Word for word, retype every entry in the listing.

Input for this task =
──────────
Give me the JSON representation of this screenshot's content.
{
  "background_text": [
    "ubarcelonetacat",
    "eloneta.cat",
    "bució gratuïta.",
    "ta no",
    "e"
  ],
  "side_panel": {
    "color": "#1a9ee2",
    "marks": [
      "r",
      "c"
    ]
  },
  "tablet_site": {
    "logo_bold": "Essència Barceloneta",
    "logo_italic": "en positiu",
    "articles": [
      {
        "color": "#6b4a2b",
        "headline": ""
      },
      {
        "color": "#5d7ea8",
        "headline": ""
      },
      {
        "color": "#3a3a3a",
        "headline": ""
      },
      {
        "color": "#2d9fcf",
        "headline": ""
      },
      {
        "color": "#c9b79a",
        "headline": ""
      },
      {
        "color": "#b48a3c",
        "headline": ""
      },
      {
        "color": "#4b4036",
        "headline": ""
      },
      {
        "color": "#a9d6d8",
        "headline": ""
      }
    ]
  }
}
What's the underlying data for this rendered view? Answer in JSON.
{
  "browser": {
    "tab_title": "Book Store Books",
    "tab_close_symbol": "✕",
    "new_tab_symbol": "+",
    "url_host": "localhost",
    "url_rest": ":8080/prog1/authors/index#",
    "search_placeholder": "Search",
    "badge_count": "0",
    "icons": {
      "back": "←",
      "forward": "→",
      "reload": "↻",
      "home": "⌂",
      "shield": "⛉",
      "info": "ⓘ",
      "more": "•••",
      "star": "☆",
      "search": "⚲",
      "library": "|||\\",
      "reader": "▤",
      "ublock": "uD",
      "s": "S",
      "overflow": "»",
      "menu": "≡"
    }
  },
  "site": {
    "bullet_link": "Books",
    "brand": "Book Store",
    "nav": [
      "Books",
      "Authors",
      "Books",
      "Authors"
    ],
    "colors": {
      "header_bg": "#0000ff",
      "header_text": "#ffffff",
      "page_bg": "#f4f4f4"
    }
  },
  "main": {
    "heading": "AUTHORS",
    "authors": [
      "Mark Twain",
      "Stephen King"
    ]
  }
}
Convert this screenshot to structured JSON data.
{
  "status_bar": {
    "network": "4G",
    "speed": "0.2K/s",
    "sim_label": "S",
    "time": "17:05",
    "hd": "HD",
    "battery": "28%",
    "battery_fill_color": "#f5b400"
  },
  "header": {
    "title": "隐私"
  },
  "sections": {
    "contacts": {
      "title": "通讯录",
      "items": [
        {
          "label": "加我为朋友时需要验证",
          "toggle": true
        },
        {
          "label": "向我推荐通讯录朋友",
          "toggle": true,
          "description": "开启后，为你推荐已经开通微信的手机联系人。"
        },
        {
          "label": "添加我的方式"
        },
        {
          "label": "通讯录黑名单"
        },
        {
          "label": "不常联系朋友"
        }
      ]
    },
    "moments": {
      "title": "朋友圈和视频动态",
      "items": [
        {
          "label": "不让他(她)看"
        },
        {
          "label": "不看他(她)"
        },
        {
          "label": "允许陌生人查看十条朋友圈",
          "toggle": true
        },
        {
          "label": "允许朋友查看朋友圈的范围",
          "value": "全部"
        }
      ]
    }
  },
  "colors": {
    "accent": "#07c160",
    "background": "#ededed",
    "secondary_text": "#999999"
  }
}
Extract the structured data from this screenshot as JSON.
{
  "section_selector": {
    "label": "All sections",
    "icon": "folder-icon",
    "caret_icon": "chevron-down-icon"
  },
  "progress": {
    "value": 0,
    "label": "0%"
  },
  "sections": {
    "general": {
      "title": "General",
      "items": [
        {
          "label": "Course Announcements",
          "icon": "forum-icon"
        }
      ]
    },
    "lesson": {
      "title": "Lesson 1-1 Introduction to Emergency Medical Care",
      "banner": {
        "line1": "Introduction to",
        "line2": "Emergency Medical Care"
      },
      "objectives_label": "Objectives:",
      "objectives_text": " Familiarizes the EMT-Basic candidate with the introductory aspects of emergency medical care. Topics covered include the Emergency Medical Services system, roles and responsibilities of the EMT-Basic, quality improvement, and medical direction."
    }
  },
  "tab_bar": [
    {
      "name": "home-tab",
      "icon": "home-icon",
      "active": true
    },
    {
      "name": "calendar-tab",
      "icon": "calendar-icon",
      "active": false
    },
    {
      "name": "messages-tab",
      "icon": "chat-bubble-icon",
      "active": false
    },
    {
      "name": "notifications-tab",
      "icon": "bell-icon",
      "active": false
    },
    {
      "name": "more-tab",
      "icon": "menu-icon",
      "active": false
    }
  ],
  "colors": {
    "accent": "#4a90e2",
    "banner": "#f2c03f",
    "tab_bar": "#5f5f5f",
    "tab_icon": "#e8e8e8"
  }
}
──────────
The reply =
Give me the JSON representation of this screenshot's content.
{
  "background_text": [
    "ubarcelonetacat",
    "eloneta.cat",
    "bució gratuïta.",
    "ta no",
    "e"
  ],
  "side_panel": {
    "color": "#1a9ee2",
    "marks": [
      "r",
      "c"
    ]
  },
  "tablet_site": {
    "logo_bold": "Essència Barceloneta",
    "logo_italic": "en positiu",
    "articles": [
      {
        "color": "#6b4a2b",
        "headline": ""
      },
      {
        "color": "#5d7ea8",
        "headline": ""
      },
      {
        "color": "#3a3a3a",
        "headline": ""
      },
      {
        "color": "#2d9fcf",
        "headline": ""
      },
      {
        "color": "#c9b79a",
        "headline": ""
      },
      {
        "color": "#b48a3c",
        "headline": ""
      },
      {
        "color": "#4b4036",
        "headline": ""
      },
      {
        "color": "#a9d6d8",
        "headline": ""
      }
    ]
  }
}
What's the underlying data for this rendered view? Answer in JSON.
{
  "browser": {
    "tab_title": "Book Store Books",
    "tab_close_symbol": "✕",
    "new_tab_symbol": "+",
    "url_host": "localhost",
    "url_rest": ":8080/prog1/authors/index#",
    "search_placeholder": "Search",
    "badge_count": "0",
    "icons": {
      "back": "←",
      "forward": "→",
      "reload": "↻",
      "home": "⌂",
      "shield": "⛉",
      "info": "ⓘ",
      "more": "•••",
      "star": "☆",
      "search": "⚲",
      "library": "|||\\",
      "reader": "▤",
      "ublock": "uD",
      "s": "S",
      "overflow": "»",
      "menu": "≡"
    }
  },
  "site": {
    "bullet_link": "Books",
    "brand": "Book Store",
    "nav": [
      "Books",
      "Authors",
      "Books",
      "Authors"
    ],
    "colors": {
      "header_bg": "#0000ff",
      "header_text": "#ffffff",
      "page_bg": "#f4f4f4"
    }
  },
  "main": {
    "heading": "AUTHORS",
    "authors": [
      "Mark Twain",
      "Stephen King"
    ]
  }
}
Convert this screenshot to structured JSON data.
{
  "status_bar": {
    "network": "4G",
    "speed": "0.2K/s",
    "sim_label": "S",
    "time": "17:05",
    "hd": "HD",
    "battery": "28%",
    "battery_fill_color": "#f5b400"
  },
  "header": {
    "title": "隐私"
  },
  "sections": {
    "contacts": {
      "title": "通讯录",
      "items": [
        {
          "label": "加我为朋友时需要验证",
          "toggle": true
        },
        {
          "label": "向我推荐通讯录朋友",
          "toggle": true,
          "description": "开启后，为你推荐已经开通微信的手机联系人。"
        },
        {
          "label": "添加我的方式"
        },
        {
          "label": "通讯录黑名单"
        },
        {
          "label": "不常联系朋友"
        }
      ]
    },
    "moments": {
      "title": "朋友圈和视频动态",
      "items": [
        {
          "label": "不让他(她)看"
        },
        {
          "label": "不看他(她)"
        },
        {
          "label": "允许陌生人查看十条朋友圈",
          "toggle": true
        },
        {
          "label": "允许朋友查看朋友圈的范围",
          "value": "全部"
        }
      ]
    }
  },
  "colors": {
    "accent": "#07c160",
    "background": "#ededed",
    "secondary_text": "#999999"
  }
}
Extract the structured data from this screenshot as JSON.
{
  "section_selector": {
    "label": "All sections",
    "icon": "folder-icon",
    "caret_icon": "chevron-down-icon"
  },
  "progress": {
    "value": 0,
    "label": "0%"
  },
  "sections": {
    "general": {
      "title": "General",
      "items": [
        {
          "label": "Course Announcements",
          "icon": "forum-icon"
        }
      ]
    },
    "lesson": {
      "title": "Lesson 1-1 Introduction to Emergency Medical Care",
      "banner": {
        "line1": "Introduction to",
        "line2": "Emergency Medical Care"
      },
      "objectives_label": "Objectives:",
      "objectives_text": " Familiarizes the EMT-Basic candidate with the introductory aspects of emergency medical care. Topics covered include the Emergency Medical Services system, roles and responsibilities of the EMT-Basic, quality improvement, and medical direction."
    }
  },
  "tab_bar": [
    {
      "name": "home-tab",
      "icon": "home-icon",
      "active": true
    },
    {
      "name": "calendar-tab",
      "icon": "calendar-icon",
      "active": false
    },
    {
      "name": "messages-tab",
      "icon": "chat-bubble-icon",
      "active": false
    },
    {
      "name": "notifications-tab",
      "icon": "bell-icon",
      "active": false
    },
    {
      "name": "more-tab",
      "icon": "menu-icon",
      "active": false
    }
  ],
  "colors": {
    "accent": "#4a90e2",
    "banner": "#f2c03f",
    "tab_bar": "#5f5f5f",
    "tab_icon": "#e8e8e8"
  }
}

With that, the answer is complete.